[BEGIN Records provided]

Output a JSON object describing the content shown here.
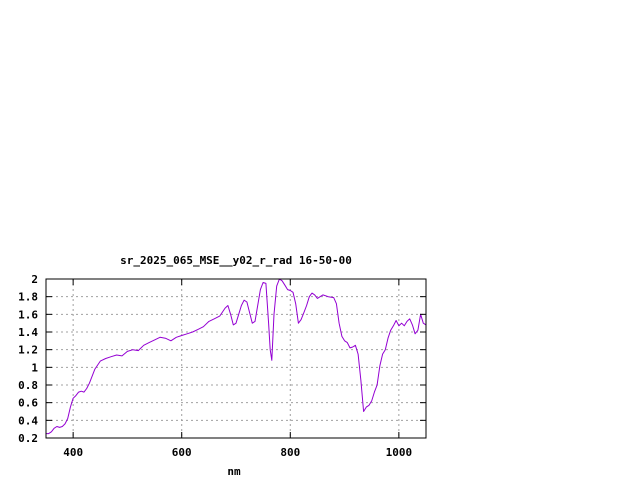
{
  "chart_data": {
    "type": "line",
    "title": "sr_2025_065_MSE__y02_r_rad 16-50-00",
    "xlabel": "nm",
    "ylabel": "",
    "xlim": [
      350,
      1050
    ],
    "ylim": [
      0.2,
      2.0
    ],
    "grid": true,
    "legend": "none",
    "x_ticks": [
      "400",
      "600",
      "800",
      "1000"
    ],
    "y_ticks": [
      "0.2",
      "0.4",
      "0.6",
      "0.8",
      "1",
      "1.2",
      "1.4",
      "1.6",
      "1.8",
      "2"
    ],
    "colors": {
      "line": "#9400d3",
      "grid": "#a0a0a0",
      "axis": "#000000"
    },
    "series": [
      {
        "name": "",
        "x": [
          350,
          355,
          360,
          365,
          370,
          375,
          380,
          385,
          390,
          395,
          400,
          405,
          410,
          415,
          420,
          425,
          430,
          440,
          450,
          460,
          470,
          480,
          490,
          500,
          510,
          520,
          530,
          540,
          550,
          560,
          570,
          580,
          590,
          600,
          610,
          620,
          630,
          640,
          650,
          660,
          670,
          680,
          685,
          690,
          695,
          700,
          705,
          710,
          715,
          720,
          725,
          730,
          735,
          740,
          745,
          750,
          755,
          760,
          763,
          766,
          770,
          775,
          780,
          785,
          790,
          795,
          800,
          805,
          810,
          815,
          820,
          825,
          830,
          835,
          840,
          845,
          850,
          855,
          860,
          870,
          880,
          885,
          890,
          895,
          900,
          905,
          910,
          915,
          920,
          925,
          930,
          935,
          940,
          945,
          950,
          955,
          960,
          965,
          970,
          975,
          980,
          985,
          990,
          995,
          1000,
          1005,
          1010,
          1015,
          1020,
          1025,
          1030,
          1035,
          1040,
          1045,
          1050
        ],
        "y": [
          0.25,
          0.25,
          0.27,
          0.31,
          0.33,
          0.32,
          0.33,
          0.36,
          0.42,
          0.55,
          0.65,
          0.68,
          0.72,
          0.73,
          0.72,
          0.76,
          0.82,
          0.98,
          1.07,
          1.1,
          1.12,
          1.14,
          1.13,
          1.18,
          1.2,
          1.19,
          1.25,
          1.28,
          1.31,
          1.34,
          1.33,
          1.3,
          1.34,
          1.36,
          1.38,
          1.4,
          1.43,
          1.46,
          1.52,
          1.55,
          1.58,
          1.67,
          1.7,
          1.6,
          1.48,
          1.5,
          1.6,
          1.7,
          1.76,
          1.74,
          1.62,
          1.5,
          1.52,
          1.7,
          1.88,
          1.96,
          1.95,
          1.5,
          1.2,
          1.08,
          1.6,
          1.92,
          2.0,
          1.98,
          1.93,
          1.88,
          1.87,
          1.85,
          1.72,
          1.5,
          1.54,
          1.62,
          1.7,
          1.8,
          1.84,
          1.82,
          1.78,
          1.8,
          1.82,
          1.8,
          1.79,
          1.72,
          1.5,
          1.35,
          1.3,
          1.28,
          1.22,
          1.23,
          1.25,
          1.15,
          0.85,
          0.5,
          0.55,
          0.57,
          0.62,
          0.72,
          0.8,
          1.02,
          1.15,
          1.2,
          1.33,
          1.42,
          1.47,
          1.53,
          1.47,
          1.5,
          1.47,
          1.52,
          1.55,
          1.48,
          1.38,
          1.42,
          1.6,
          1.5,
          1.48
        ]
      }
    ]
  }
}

[END Records provided]
[BEGIN Records provided]

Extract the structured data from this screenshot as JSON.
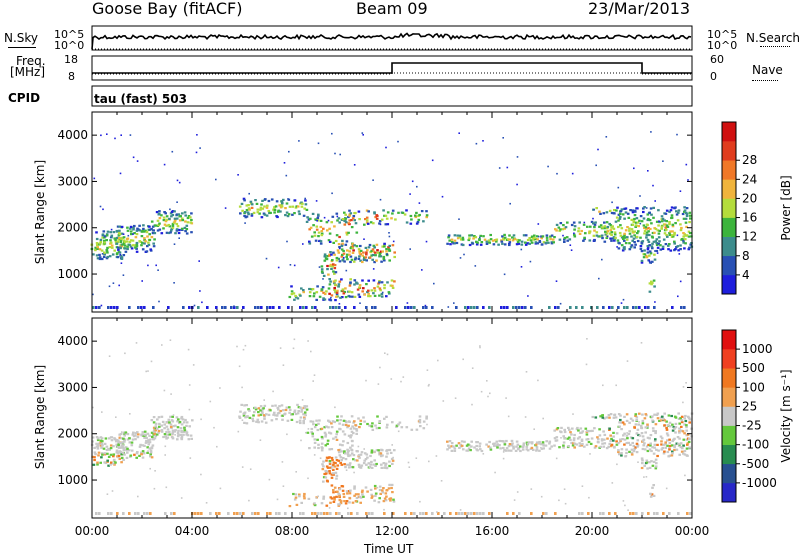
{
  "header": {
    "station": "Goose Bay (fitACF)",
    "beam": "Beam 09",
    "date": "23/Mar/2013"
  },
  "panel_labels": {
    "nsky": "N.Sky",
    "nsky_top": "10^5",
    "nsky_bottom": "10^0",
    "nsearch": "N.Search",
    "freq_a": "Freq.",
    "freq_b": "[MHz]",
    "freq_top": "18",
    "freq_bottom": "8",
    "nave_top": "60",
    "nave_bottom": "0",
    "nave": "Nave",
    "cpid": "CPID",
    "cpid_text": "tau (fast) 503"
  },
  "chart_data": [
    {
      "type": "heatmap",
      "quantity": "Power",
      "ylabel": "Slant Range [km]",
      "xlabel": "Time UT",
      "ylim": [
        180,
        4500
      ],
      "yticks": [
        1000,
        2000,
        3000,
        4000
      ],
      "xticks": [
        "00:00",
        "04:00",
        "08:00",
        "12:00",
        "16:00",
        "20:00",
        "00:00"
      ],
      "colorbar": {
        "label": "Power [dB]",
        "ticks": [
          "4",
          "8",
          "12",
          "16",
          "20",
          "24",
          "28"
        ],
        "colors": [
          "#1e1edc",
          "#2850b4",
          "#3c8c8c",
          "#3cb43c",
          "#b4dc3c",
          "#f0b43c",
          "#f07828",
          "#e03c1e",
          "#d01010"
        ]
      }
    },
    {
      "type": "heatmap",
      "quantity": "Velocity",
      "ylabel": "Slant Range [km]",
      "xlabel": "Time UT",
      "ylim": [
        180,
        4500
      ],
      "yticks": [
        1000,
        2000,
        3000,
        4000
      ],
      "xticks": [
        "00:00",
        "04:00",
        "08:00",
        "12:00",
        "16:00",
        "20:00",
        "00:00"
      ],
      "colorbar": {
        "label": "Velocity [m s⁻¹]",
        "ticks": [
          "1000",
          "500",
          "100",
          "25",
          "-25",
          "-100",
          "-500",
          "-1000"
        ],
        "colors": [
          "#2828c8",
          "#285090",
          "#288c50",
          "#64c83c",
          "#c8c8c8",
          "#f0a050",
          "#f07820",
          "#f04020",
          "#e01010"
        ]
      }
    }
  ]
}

[END Records provided]

Stated exercise = Among the lines of the data above, count those holding "JSON" and state only the number.

Answer to the exercise = 2